Your assignment
Each line of the material below is to be written out exactly. Leave out any picture.
=== Section Start ===
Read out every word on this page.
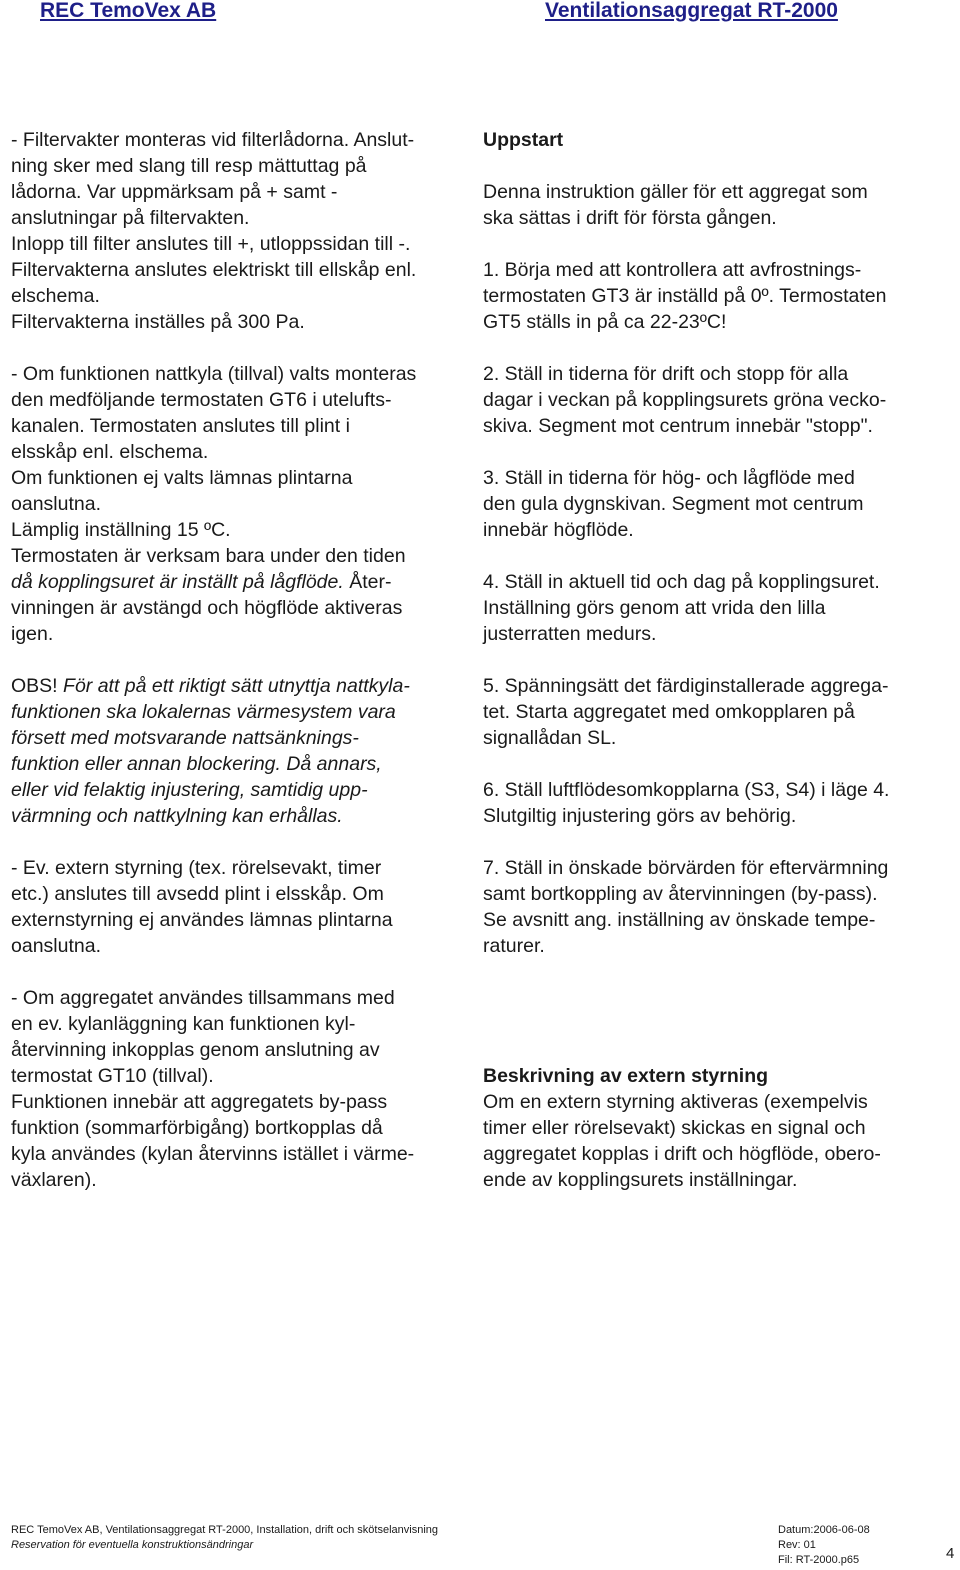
REC TemoVex AB	Ventilationsaggregat RT-2000

- Filtervakter monteras vid filterlådorna. Anslut-

ning sker med slang till resp mättuttag på

lådorna. Var uppmärksam på + samt -

anslutningar på filtervakten.

Inlopp till filter anslutes till +, utloppssidan till -.

Filtervakterna anslutes elektriskt till ellskåp enl.

elschema.

Filtervakterna inställes på 300 Pa.

- Om funktionen nattkyla (tillval) valts monteras

den medföljande termostaten GT6 i utelufts-

kanalen. Termostaten anslutes till plint i

elsskåp enl. elschema.

Om funktionen ej valts lämnas plintarna

oanslutna.

Lämplig inställning 15 ºC.

Termostaten är verksam bara under den tiden

då kopplingsuret är inställt på lågflöde. Åter-

vinningen är avstängd och högflöde aktiveras

igen.

OBS! För att på ett riktigt sätt utnyttja nattkyla-

funktionen ska lokalernas värmesystem vara

försett med motsvarande nattsänknings-

funktion eller annan blockering. Då annars,

eller vid felaktig injustering, samtidig upp-

värmning och nattkylning kan erhållas.

- Ev. extern styrning (tex. rörelsevakt, timer

etc.) anslutes till avsedd plint i elsskåp. Om

externstyrning ej användes lämnas plintarna

oanslutna.

- Om aggregatet användes tillsammans med

en ev. kylanläggning kan funktionen kyl-

återvinning inkopplas genom anslutning av

termostat GT10 (tillval).

Funktionen innebär att aggregatets by-pass

funktion (sommarförbigång) bortkopplas då

kyla användes (kylan återvinns istället i värme-

växlaren).

Uppstart

Denna instruktion gäller för ett aggregat som

ska sättas i drift för första gången.

1. Börja med att kontrollera att avfrostnings-

termostaten GT3 är inställd på 0º. Termostaten

GT5 ställs in på ca 22-23ºC!

2. Ställ in tiderna för drift och stopp för alla

dagar i veckan på kopplingsurets gröna vecko-

skiva. Segment mot centrum innebär "stopp".

3. Ställ in tiderna för hög- och lågflöde med

den gula dygnskivan. Segment mot centrum

innebär högflöde.

4. Ställ in aktuell tid och dag på kopplingsuret.

Inställning görs genom att vrida den lilla

justerratten medurs.

5. Spänningsätt det färdiginstallerade aggrega-

tet. Starta aggregatet med omkopplaren på

signallådan SL.

6. Ställ luftflödesomkopplarna (S3, S4) i läge 4.

Slutgiltig injustering görs av behörig.

7. Ställ in önskade börvärden för eftervärmning

samt bortkoppling av återvinningen (by-pass).

Se avsnitt ang. inställning av önskade tempe-

raturer.

Beskrivning av extern styrning

Om en extern styrning aktiveras (exempelvis

timer eller rörelsevakt) skickas en signal och

aggregatet kopplas i drift och högflöde, obero-

ende av kopplingsurets inställningar.

REC TemoVex AB, Ventilationsaggregat RT-2000, Installation, drift och skötselanvisning
Reservation för eventuella konstruktionsändringar
Datum:2006-06-08
Rev: 01
Fil: RT-2000.p65	4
=== Section End ===
Answer
Read out every word on this page.
REC TemoVex AB	Ventilationsaggregat RT-2000

- Filtervakter monteras vid filterlådorna. Anslut-

ning sker med slang till resp mättuttag på

lådorna. Var uppmärksam på + samt -

anslutningar på filtervakten.

Inlopp till filter anslutes till +, utloppssidan till -.

Filtervakterna anslutes elektriskt till ellskåp enl.

elschema.

Filtervakterna inställes på 300 Pa.

- Om funktionen nattkyla (tillval) valts monteras

den medföljande termostaten GT6 i utelufts-

kanalen. Termostaten anslutes till plint i

elsskåp enl. elschema.

Om funktionen ej valts lämnas plintarna

oanslutna.

Lämplig inställning 15 ºC.

Termostaten är verksam bara under den tiden

då kopplingsuret är inställt på lågflöde. Åter-

vinningen är avstängd och högflöde aktiveras

igen.

OBS! För att på ett riktigt sätt utnyttja nattkyla-

funktionen ska lokalernas värmesystem vara

försett med motsvarande nattsänknings-

funktion eller annan blockering. Då annars,

eller vid felaktig injustering, samtidig upp-

värmning och nattkylning kan erhållas.

- Ev. extern styrning (tex. rörelsevakt, timer

etc.) anslutes till avsedd plint i elsskåp. Om

externstyrning ej användes lämnas plintarna

oanslutna.

- Om aggregatet användes tillsammans med

en ev. kylanläggning kan funktionen kyl-

återvinning inkopplas genom anslutning av

termostat GT10 (tillval).

Funktionen innebär att aggregatets by-pass

funktion (sommarförbigång) bortkopplas då

kyla användes (kylan återvinns istället i värme-

växlaren).

Uppstart

Denna instruktion gäller för ett aggregat som

ska sättas i drift för första gången.

1. Börja med att kontrollera att avfrostnings-

termostaten GT3 är inställd på 0º. Termostaten

GT5 ställs in på ca 22-23ºC!

2. Ställ in tiderna för drift och stopp för alla

dagar i veckan på kopplingsurets gröna vecko-

skiva. Segment mot centrum innebär "stopp".

3. Ställ in tiderna för hög- och lågflöde med

den gula dygnskivan. Segment mot centrum

innebär högflöde.

4. Ställ in aktuell tid och dag på kopplingsuret.

Inställning görs genom att vrida den lilla

justerratten medurs.

5. Spänningsätt det färdiginstallerade aggrega-

tet. Starta aggregatet med omkopplaren på

signallådan SL.

6. Ställ luftflödesomkopplarna (S3, S4) i läge 4.

Slutgiltig injustering görs av behörig.

7. Ställ in önskade börvärden för eftervärmning

samt bortkoppling av återvinningen (by-pass).

Se avsnitt ang. inställning av önskade tempe-

raturer.

Beskrivning av extern styrning

Om en extern styrning aktiveras (exempelvis

timer eller rörelsevakt) skickas en signal och

aggregatet kopplas i drift och högflöde, obero-

ende av kopplingsurets inställningar.

REC TemoVex AB, Ventilationsaggregat RT-2000, Installation, drift och skötselanvisning
Reservation för eventuella konstruktionsändringar
Datum:2006-06-08
Rev: 01
Fil: RT-2000.p65	4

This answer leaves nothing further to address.